→ **What you will do**
Reproduce each line of the items below with no changes.

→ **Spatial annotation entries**
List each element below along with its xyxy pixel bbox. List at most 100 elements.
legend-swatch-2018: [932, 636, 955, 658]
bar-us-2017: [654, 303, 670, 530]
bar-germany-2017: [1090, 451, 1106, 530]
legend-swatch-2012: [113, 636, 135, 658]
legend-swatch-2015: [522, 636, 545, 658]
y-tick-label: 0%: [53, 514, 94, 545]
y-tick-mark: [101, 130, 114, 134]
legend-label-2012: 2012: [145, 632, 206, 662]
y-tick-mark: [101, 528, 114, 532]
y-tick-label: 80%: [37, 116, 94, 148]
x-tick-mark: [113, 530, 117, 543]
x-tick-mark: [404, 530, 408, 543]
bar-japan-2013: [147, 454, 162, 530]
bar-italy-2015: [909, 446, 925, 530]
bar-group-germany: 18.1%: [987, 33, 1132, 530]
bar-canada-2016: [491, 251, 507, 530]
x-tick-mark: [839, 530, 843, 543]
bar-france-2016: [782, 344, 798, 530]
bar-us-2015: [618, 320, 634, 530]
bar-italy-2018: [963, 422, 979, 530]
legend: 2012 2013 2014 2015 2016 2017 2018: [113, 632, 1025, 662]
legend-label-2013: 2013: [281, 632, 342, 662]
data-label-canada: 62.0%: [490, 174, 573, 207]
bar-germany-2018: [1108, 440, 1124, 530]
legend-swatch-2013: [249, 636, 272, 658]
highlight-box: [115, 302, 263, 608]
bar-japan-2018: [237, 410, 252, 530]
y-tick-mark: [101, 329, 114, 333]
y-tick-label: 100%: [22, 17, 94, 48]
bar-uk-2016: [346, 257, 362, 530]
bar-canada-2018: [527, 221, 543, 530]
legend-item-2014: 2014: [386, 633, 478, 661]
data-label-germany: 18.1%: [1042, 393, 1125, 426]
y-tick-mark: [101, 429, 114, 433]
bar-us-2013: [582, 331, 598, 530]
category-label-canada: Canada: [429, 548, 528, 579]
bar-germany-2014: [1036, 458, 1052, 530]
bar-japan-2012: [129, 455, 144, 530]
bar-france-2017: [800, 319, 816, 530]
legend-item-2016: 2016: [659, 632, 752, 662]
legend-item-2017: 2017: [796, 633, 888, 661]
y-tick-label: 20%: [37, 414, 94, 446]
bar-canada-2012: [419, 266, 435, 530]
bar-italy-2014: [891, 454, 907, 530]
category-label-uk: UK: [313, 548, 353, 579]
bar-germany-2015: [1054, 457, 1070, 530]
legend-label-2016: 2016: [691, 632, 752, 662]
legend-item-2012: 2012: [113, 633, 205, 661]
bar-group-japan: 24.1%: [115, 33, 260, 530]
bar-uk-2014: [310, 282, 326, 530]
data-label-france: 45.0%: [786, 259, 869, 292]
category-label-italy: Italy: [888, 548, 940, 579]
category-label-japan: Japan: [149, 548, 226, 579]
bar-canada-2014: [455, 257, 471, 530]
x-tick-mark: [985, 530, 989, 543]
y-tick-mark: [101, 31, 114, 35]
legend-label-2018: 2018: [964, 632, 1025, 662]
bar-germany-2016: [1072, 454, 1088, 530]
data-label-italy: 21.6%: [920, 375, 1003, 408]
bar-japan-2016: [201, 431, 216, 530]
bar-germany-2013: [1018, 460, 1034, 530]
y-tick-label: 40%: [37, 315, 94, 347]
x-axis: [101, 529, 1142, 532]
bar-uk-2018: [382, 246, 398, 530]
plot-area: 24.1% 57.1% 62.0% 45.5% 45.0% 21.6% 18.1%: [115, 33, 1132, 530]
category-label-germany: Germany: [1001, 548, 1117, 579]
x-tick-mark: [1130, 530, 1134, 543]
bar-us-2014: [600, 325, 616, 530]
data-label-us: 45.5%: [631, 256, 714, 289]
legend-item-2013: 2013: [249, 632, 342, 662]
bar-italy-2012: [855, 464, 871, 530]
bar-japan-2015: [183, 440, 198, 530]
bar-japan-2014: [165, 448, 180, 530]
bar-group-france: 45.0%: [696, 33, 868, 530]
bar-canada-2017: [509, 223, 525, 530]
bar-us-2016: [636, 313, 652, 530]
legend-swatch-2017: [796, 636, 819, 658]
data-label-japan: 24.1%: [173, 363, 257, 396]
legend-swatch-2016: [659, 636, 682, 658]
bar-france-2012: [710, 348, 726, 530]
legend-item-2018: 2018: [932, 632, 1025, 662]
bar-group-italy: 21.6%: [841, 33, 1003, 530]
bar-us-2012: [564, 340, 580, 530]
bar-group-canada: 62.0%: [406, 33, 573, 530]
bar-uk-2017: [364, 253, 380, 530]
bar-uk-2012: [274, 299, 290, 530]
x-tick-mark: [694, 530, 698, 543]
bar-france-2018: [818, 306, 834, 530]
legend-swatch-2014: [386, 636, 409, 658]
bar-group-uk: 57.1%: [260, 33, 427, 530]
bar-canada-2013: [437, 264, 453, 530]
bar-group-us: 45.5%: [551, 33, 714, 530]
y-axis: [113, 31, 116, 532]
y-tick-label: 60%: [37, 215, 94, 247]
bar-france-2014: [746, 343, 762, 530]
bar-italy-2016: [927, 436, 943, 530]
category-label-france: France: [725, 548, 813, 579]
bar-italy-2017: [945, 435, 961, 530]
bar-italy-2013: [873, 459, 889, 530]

→ **Complete answer**
List each element below along with its xyxy pixel bbox. List at most 100 elements.
legend-swatch-2018: [932, 636, 955, 658]
bar-us-2017: [654, 303, 670, 530]
bar-germany-2017: [1090, 451, 1106, 530]
legend-swatch-2012: [113, 636, 135, 658]
legend-swatch-2015: [522, 636, 545, 658]
y-tick-label: 0%: [53, 514, 94, 545]
y-tick-mark: [101, 130, 114, 134]
legend-label-2012: 2012: [145, 632, 206, 662]
y-tick-mark: [101, 528, 114, 532]
y-tick-label: 80%: [37, 116, 94, 148]
x-tick-mark: [113, 530, 117, 543]
x-tick-mark: [404, 530, 408, 543]
bar-japan-2013: [147, 454, 162, 530]
bar-italy-2015: [909, 446, 925, 530]
bar-group-germany: 18.1%: [987, 33, 1132, 530]
bar-canada-2016: [491, 251, 507, 530]
x-tick-mark: [839, 530, 843, 543]
bar-france-2016: [782, 344, 798, 530]
bar-us-2015: [618, 320, 634, 530]
bar-italy-2018: [963, 422, 979, 530]
legend: 2012 2013 2014 2015 2016 2017 2018: [113, 632, 1025, 662]
legend-label-2013: 2013: [281, 632, 342, 662]
data-label-canada: 62.0%: [490, 174, 573, 207]
bar-germany-2018: [1108, 440, 1124, 530]
legend-swatch-2013: [249, 636, 272, 658]
highlight-box: [115, 302, 263, 608]
bar-japan-2018: [237, 410, 252, 530]
y-tick-mark: [101, 329, 114, 333]
y-tick-label: 100%: [22, 17, 94, 48]
bar-uk-2016: [346, 257, 362, 530]
bar-canada-2018: [527, 221, 543, 530]
legend-item-2014: 2014: [386, 633, 478, 661]
data-label-germany: 18.1%: [1042, 393, 1125, 426]
y-tick-mark: [101, 429, 114, 433]
bar-us-2013: [582, 331, 598, 530]
category-label-canada: Canada: [429, 548, 528, 579]
bar-germany-2014: [1036, 458, 1052, 530]
bar-japan-2012: [129, 455, 144, 530]
bar-france-2017: [800, 319, 816, 530]
legend-item-2016: 2016: [659, 632, 752, 662]
legend-item-2017: 2017: [796, 633, 888, 661]
y-tick-label: 20%: [37, 414, 94, 446]
bar-canada-2012: [419, 266, 435, 530]
bar-italy-2014: [891, 454, 907, 530]
category-label-uk: UK: [313, 548, 353, 579]
bar-germany-2015: [1054, 457, 1070, 530]
legend-label-2016: 2016: [691, 632, 752, 662]
legend-item-2012: 2012: [113, 633, 205, 661]
bar-group-japan: 24.1%: [115, 33, 260, 530]
bar-uk-2014: [310, 282, 326, 530]
data-label-france: 45.0%: [786, 259, 869, 292]
category-label-italy: Italy: [888, 548, 940, 579]
category-label-japan: Japan: [149, 548, 226, 579]
bar-canada-2014: [455, 257, 471, 530]
x-tick-mark: [985, 530, 989, 543]
y-tick-mark: [101, 31, 114, 35]
legend-label-2018: 2018: [964, 632, 1025, 662]
bar-germany-2016: [1072, 454, 1088, 530]
data-label-italy: 21.6%: [920, 375, 1003, 408]
bar-japan-2016: [201, 431, 216, 530]
bar-germany-2013: [1018, 460, 1034, 530]
y-tick-label: 40%: [37, 315, 94, 347]
x-axis: [101, 529, 1142, 532]
bar-uk-2018: [382, 246, 398, 530]
plot-area: 24.1% 57.1% 62.0% 45.5% 45.0% 21.6% 18.1%: [115, 33, 1132, 530]
category-label-germany: Germany: [1001, 548, 1117, 579]
x-tick-mark: [1130, 530, 1134, 543]
bar-us-2014: [600, 325, 616, 530]
data-label-us: 45.5%: [631, 256, 714, 289]
legend-item-2013: 2013: [249, 632, 342, 662]
bar-italy-2012: [855, 464, 871, 530]
bar-japan-2015: [183, 440, 198, 530]
bar-japan-2014: [165, 448, 180, 530]
bar-group-france: 45.0%: [696, 33, 868, 530]
bar-canada-2017: [509, 223, 525, 530]
bar-us-2016: [636, 313, 652, 530]
legend-swatch-2017: [796, 636, 819, 658]
data-label-japan: 24.1%: [173, 363, 257, 396]
legend-swatch-2016: [659, 636, 682, 658]
bar-france-2012: [710, 348, 726, 530]
legend-item-2018: 2018: [932, 632, 1025, 662]
bar-group-italy: 21.6%: [841, 33, 1003, 530]
bar-us-2012: [564, 340, 580, 530]
bar-group-canada: 62.0%: [406, 33, 573, 530]
bar-uk-2017: [364, 253, 380, 530]
bar-uk-2012: [274, 299, 290, 530]
x-tick-mark: [694, 530, 698, 543]
bar-france-2018: [818, 306, 834, 530]
legend-swatch-2014: [386, 636, 409, 658]
bar-group-uk: 57.1%: [260, 33, 427, 530]
bar-canada-2013: [437, 264, 453, 530]
bar-group-us: 45.5%: [551, 33, 714, 530]
y-axis: [113, 31, 116, 532]
y-tick-label: 60%: [37, 215, 94, 247]
bar-france-2014: [746, 343, 762, 530]
bar-italy-2016: [927, 436, 943, 530]
category-label-france: France: [725, 548, 813, 579]
bar-italy-2017: [945, 435, 961, 530]
bar-italy-2013: [873, 459, 889, 530]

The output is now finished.